### What you are asked to do
Leave the pictures out, and retype all of the material exactly as written.
####################
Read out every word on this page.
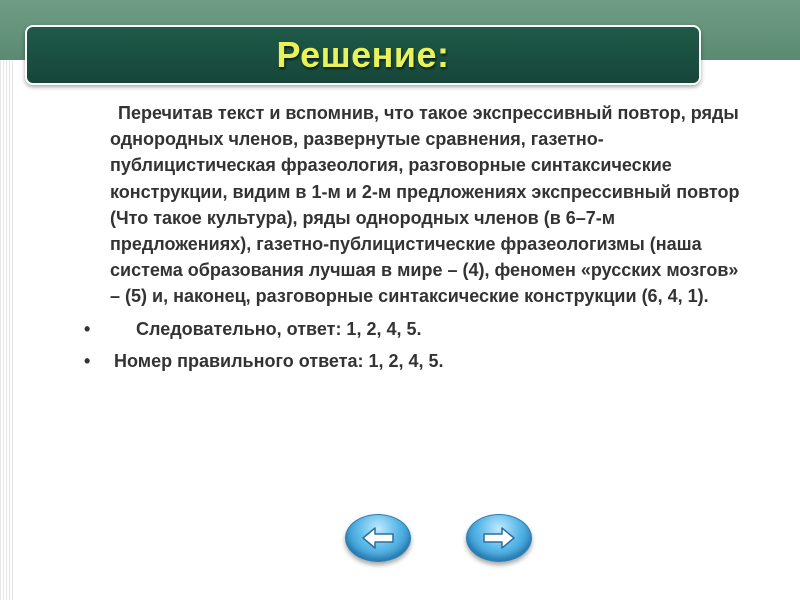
Решение:

Перечитав текст и вспомнив, что такое экспрессивный повтор, ряды однородных членов, развернутые сравнения, газетно-публицистическая фразеология, разговорные синтаксические конструкции, видим в 1-м и 2-м предложениях экспрессивный повтор (Что такое культура), ряды однородных членов (в 6–7-м предложениях), газетно-публицистические фразеологизмы (наша система образования лучшая в мире – (4), феномен «русских мозгов» – (5) и, наконец, разговорные синтаксические конструкции (6, 4, 1).

•	Следовательно, ответ: 1, 2, 4, 5.
•	Номер правильного ответа: 1, 2, 4, 5.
####################
### Expected output
Read out every word on this page.
Решение:

Перечитав текст и вспомнив, что такое экспрессивный повтор, ряды однородных членов, развернутые сравнения, газетно-публицистическая фразеология, разговорные синтаксические конструкции, видим в 1-м и 2-м предложениях экспрессивный повтор (Что такое культура), ряды однородных членов (в 6–7-м предложениях), газетно-публицистические фразеологизмы (наша система образования лучшая в мире – (4), феномен «русских мозгов» – (5) и, наконец, разговорные синтаксические конструкции (6, 4, 1).

•	Следовательно, ответ: 1, 2, 4, 5.
•	Номер правильного ответа: 1, 2, 4, 5.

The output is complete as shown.